#### Exercise input ####
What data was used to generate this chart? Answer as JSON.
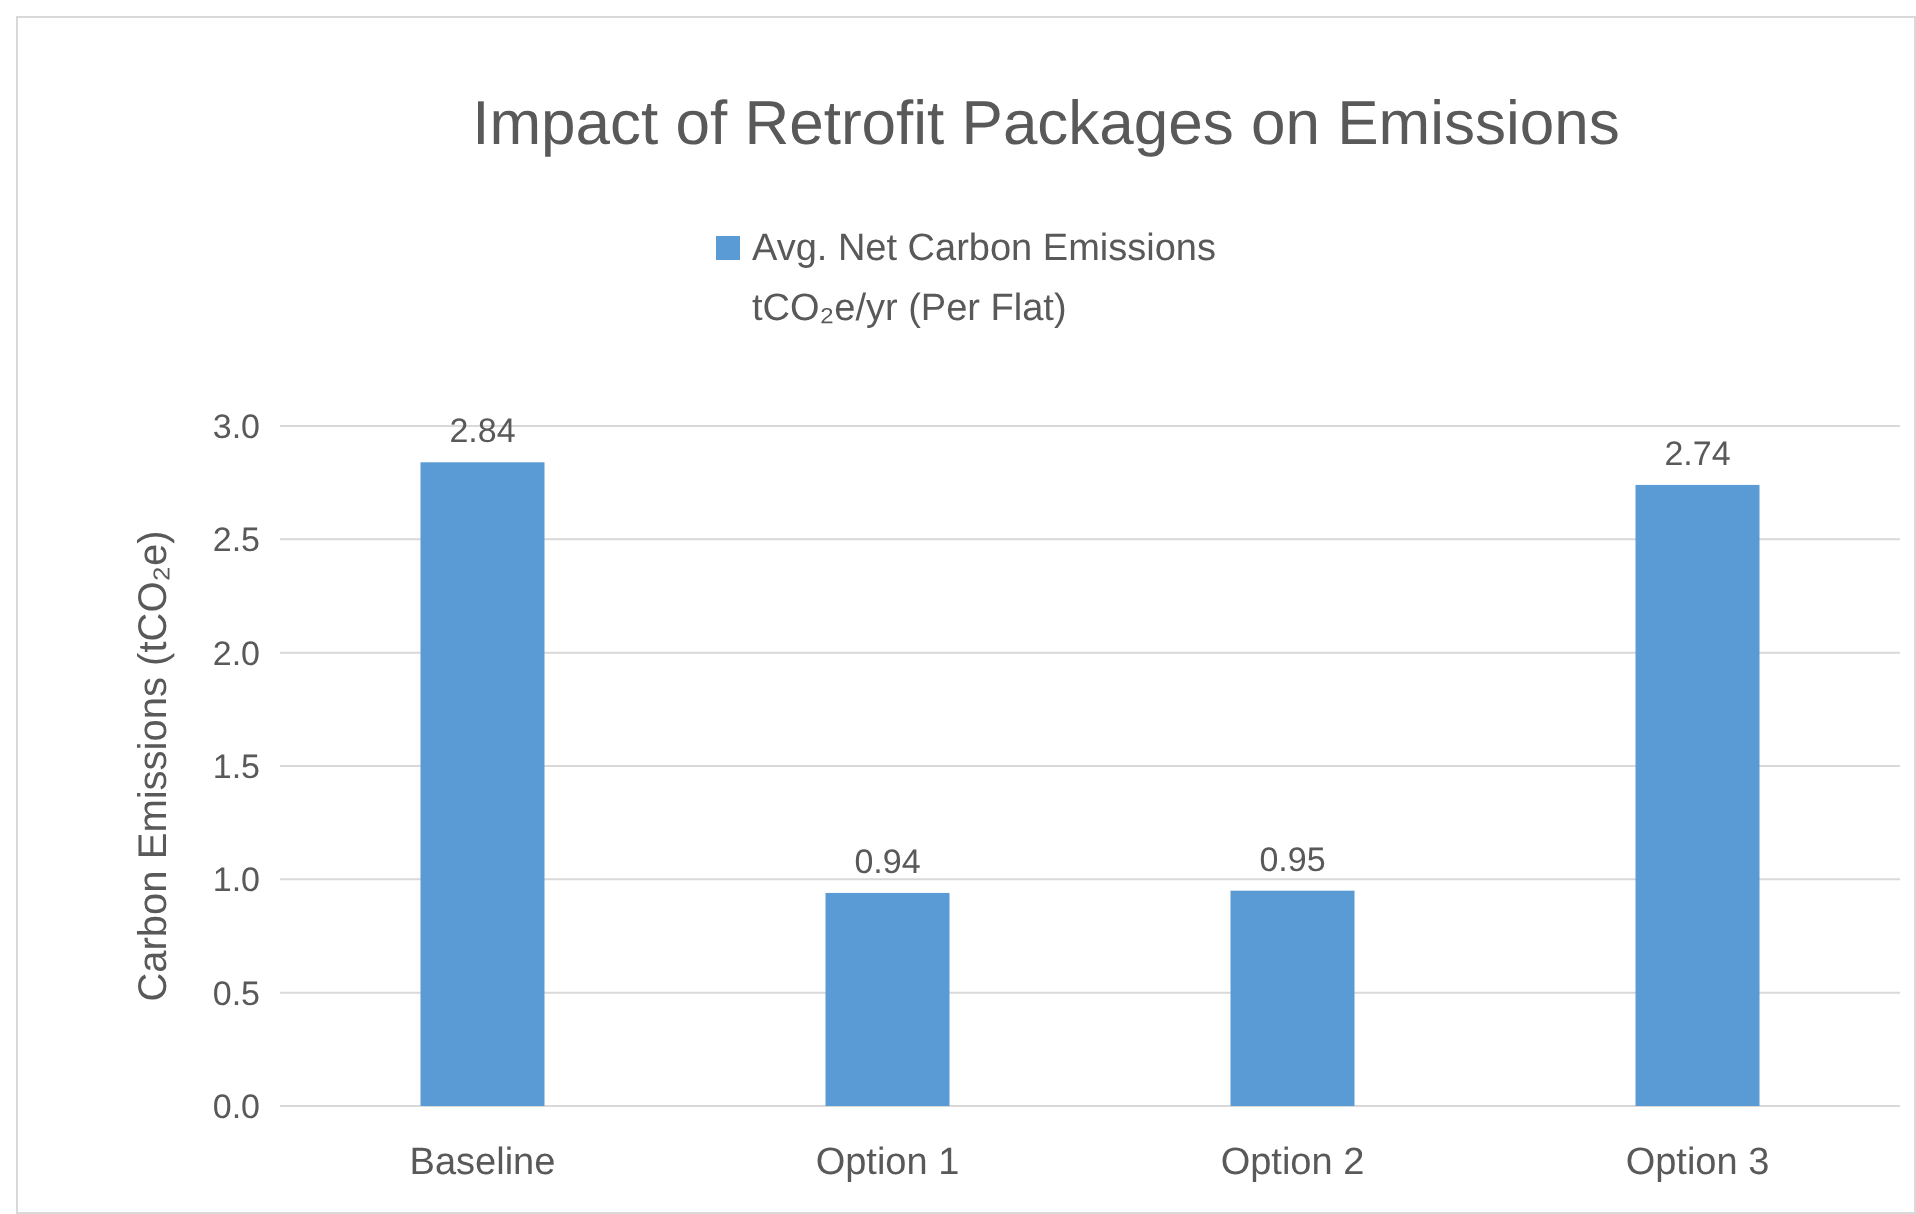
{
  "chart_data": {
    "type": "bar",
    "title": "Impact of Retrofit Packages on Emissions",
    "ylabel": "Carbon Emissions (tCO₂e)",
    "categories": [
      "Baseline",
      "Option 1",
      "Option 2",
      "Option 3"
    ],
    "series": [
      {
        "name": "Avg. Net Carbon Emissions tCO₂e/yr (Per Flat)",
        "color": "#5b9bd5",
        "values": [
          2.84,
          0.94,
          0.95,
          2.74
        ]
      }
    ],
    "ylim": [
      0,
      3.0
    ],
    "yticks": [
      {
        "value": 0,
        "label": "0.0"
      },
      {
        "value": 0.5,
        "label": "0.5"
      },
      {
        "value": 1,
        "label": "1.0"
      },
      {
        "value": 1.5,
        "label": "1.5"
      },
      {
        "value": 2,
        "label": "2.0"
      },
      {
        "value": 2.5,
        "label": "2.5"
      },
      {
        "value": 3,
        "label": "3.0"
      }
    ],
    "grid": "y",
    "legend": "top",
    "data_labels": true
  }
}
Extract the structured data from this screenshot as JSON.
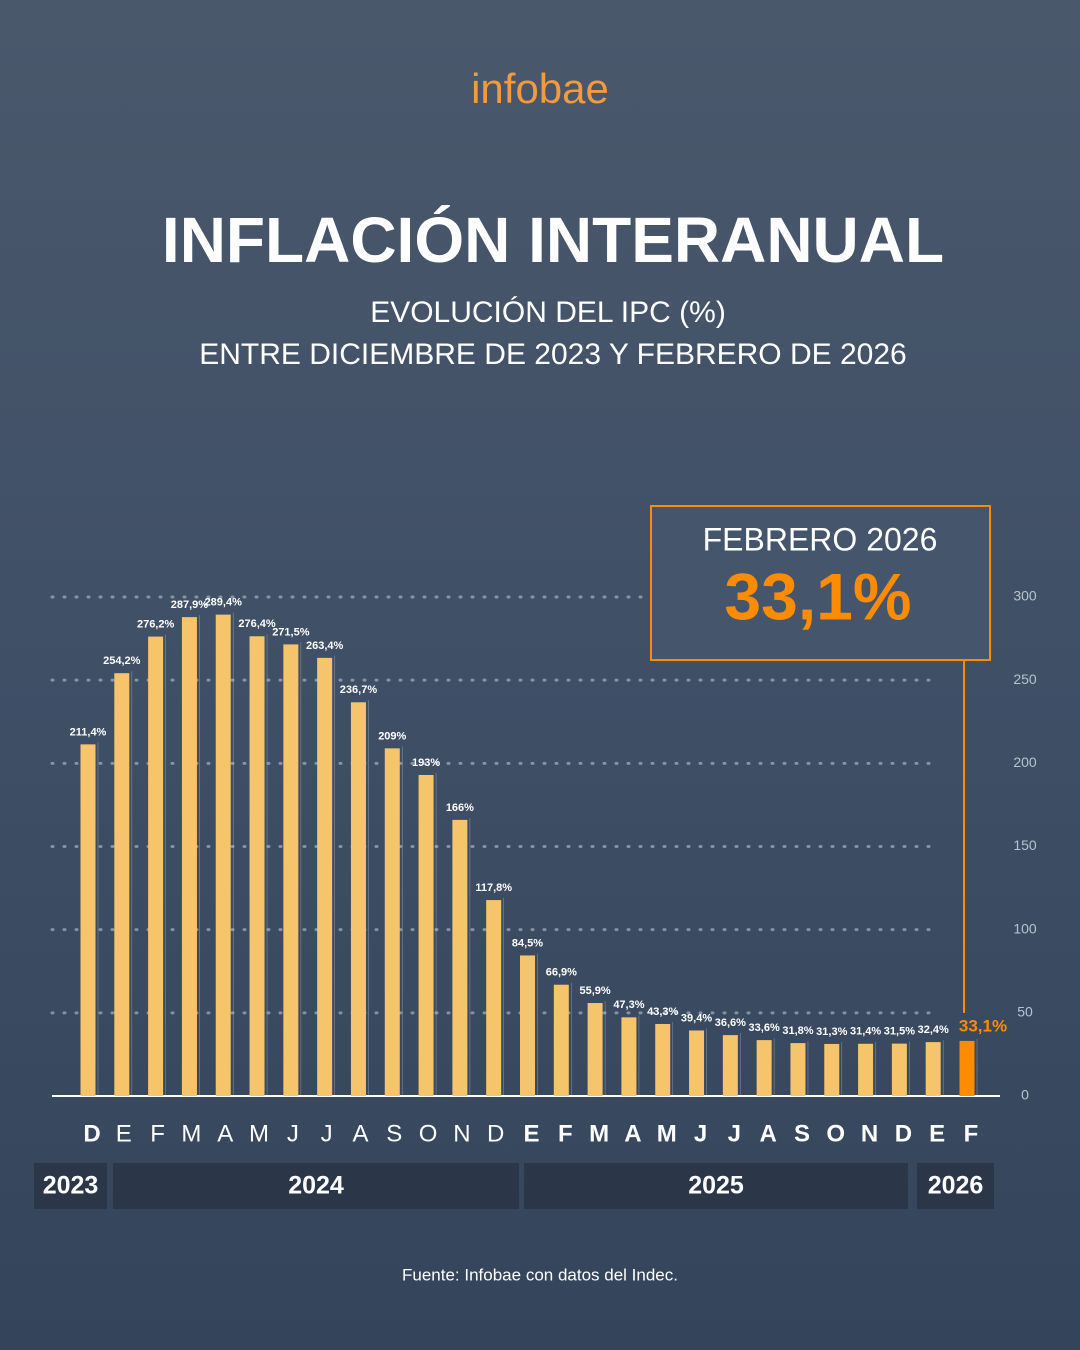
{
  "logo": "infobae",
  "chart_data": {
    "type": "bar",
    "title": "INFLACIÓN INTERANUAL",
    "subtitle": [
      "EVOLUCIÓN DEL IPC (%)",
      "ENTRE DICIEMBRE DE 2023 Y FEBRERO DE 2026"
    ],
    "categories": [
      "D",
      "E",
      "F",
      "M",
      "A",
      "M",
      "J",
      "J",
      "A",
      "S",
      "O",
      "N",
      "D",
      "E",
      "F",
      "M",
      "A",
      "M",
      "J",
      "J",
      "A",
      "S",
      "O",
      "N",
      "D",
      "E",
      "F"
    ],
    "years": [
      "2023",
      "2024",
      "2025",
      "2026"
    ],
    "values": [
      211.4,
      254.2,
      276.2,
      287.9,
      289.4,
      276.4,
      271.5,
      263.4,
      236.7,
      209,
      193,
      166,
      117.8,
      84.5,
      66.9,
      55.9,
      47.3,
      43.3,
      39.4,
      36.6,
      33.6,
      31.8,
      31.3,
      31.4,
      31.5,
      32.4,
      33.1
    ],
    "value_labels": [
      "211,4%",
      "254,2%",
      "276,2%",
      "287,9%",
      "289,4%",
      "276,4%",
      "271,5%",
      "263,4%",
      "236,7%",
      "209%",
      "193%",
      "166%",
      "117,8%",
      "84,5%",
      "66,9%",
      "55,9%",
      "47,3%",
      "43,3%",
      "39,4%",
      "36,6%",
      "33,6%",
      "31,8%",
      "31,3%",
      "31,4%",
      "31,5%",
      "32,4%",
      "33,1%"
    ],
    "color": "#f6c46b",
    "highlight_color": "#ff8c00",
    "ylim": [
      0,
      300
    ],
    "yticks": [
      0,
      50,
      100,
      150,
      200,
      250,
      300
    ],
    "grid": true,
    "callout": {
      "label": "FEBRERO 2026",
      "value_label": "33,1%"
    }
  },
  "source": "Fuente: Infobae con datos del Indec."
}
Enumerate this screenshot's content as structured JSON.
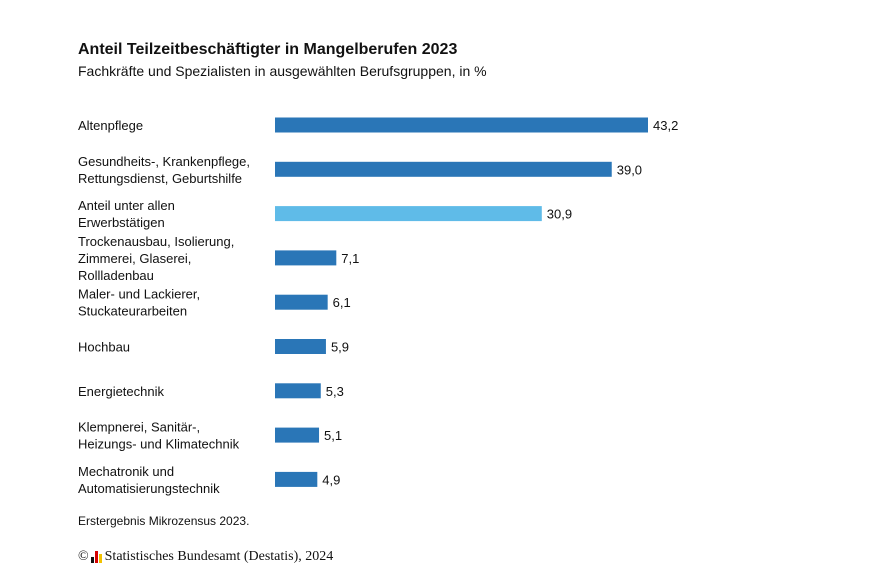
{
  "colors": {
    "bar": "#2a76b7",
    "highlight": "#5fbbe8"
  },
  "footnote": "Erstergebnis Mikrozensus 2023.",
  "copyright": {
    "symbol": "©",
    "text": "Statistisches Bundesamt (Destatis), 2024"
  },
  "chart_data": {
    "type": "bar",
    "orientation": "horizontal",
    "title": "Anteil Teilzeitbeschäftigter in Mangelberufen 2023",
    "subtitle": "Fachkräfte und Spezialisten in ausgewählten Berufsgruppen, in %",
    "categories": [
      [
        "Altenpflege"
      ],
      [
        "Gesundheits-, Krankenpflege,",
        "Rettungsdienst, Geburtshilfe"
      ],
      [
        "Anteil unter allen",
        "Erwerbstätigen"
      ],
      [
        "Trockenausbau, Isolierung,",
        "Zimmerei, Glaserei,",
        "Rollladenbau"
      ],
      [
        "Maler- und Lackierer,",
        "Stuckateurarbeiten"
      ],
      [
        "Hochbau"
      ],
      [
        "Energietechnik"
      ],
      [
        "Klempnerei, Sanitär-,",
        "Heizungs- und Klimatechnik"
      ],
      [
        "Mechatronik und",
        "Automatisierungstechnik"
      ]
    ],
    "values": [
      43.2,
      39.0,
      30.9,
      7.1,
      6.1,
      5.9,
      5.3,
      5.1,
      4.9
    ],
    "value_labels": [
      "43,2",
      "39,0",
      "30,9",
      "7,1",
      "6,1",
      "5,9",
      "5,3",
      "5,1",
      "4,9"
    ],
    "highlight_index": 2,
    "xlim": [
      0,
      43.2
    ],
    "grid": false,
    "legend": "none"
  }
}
####
Copy every record above exactly, leaving out any pictures.

What data was used to generate this chart? Answer as JSON.
{
  "chart_data": {
    "type": "bar",
    "title": "Impact of Retrofit Packages on Emissions",
    "ylabel": "Carbon Emissions (tCO₂e)",
    "categories": [
      "Baseline",
      "Option 1",
      "Option 2",
      "Option 3"
    ],
    "series": [
      {
        "name": "Avg. Net Carbon Emissions tCO₂e/yr (Per Flat)",
        "color": "#5b9bd5",
        "values": [
          2.84,
          0.94,
          0.95,
          2.74
        ]
      }
    ],
    "ylim": [
      0,
      3.0
    ],
    "yticks": [
      {
        "value": 0,
        "label": "0.0"
      },
      {
        "value": 0.5,
        "label": "0.5"
      },
      {
        "value": 1,
        "label": "1.0"
      },
      {
        "value": 1.5,
        "label": "1.5"
      },
      {
        "value": 2,
        "label": "2.0"
      },
      {
        "value": 2.5,
        "label": "2.5"
      },
      {
        "value": 3,
        "label": "3.0"
      }
    ],
    "grid": "y",
    "legend": "top",
    "data_labels": true
  }
}
Extract the structured data from this screenshot as JSON.
{
  "logo": "infobae",
  "chart_data": {
    "type": "bar",
    "title": "INFLACIÓN INTERANUAL",
    "subtitle": [
      "EVOLUCIÓN DEL IPC (%)",
      "ENTRE DICIEMBRE DE 2023 Y FEBRERO DE 2026"
    ],
    "categories": [
      "D",
      "E",
      "F",
      "M",
      "A",
      "M",
      "J",
      "J",
      "A",
      "S",
      "O",
      "N",
      "D",
      "E",
      "F",
      "M",
      "A",
      "M",
      "J",
      "J",
      "A",
      "S",
      "O",
      "N",
      "D",
      "E",
      "F"
    ],
    "years": [
      "2023",
      "2024",
      "2025",
      "2026"
    ],
    "values": [
      211.4,
      254.2,
      276.2,
      287.9,
      289.4,
      276.4,
      271.5,
      263.4,
      236.7,
      209,
      193,
      166,
      117.8,
      84.5,
      66.9,
      55.9,
      47.3,
      43.3,
      39.4,
      36.6,
      33.6,
      31.8,
      31.3,
      31.4,
      31.5,
      32.4,
      33.1
    ],
    "value_labels": [
      "211,4%",
      "254,2%",
      "276,2%",
      "287,9%",
      "289,4%",
      "276,4%",
      "271,5%",
      "263,4%",
      "236,7%",
      "209%",
      "193%",
      "166%",
      "117,8%",
      "84,5%",
      "66,9%",
      "55,9%",
      "47,3%",
      "43,3%",
      "39,4%",
      "36,6%",
      "33,6%",
      "31,8%",
      "31,3%",
      "31,4%",
      "31,5%",
      "32,4%",
      "33,1%"
    ],
    "color": "#f6c46b",
    "highlight_color": "#ff8c00",
    "ylim": [
      0,
      300
    ],
    "yticks": [
      0,
      50,
      100,
      150,
      200,
      250,
      300
    ],
    "grid": true,
    "callout": {
      "label": "FEBRERO 2026",
      "value_label": "33,1%"
    }
  },
  "source": "Fuente: Infobae con datos del Indec."
}
Enumerate this screenshot's content as structured JSON.
{
  "colors": {
    "bar": "#2a76b7",
    "highlight": "#5fbbe8"
  },
  "footnote": "Erstergebnis Mikrozensus 2023.",
  "copyright": {
    "symbol": "©",
    "text": "Statistisches Bundesamt (Destatis), 2024"
  },
  "chart_data": {
    "type": "bar",
    "orientation": "horizontal",
    "title": "Anteil Teilzeitbeschäftigter in Mangelberufen 2023",
    "subtitle": "Fachkräfte und Spezialisten in ausgewählten Berufsgruppen, in %",
    "categories": [
      [
        "Altenpflege"
      ],
      [
        "Gesundheits-, Krankenpflege,",
        "Rettungsdienst, Geburtshilfe"
      ],
      [
        "Anteil unter allen",
        "Erwerbstätigen"
      ],
      [
        "Trockenausbau, Isolierung,",
        "Zimmerei, Glaserei,",
        "Rollladenbau"
      ],
      [
        "Maler- und Lackierer,",
        "Stuckateurarbeiten"
      ],
      [
        "Hochbau"
      ],
      [
        "Energietechnik"
      ],
      [
        "Klempnerei, Sanitär-,",
        "Heizungs- und Klimatechnik"
      ],
      [
        "Mechatronik und",
        "Automatisierungstechnik"
      ]
    ],
    "values": [
      43.2,
      39.0,
      30.9,
      7.1,
      6.1,
      5.9,
      5.3,
      5.1,
      4.9
    ],
    "value_labels": [
      "43,2",
      "39,0",
      "30,9",
      "7,1",
      "6,1",
      "5,9",
      "5,3",
      "5,1",
      "4,9"
    ],
    "highlight_index": 2,
    "xlim": [
      0,
      43.2
    ],
    "grid": false,
    "legend": "none"
  }
}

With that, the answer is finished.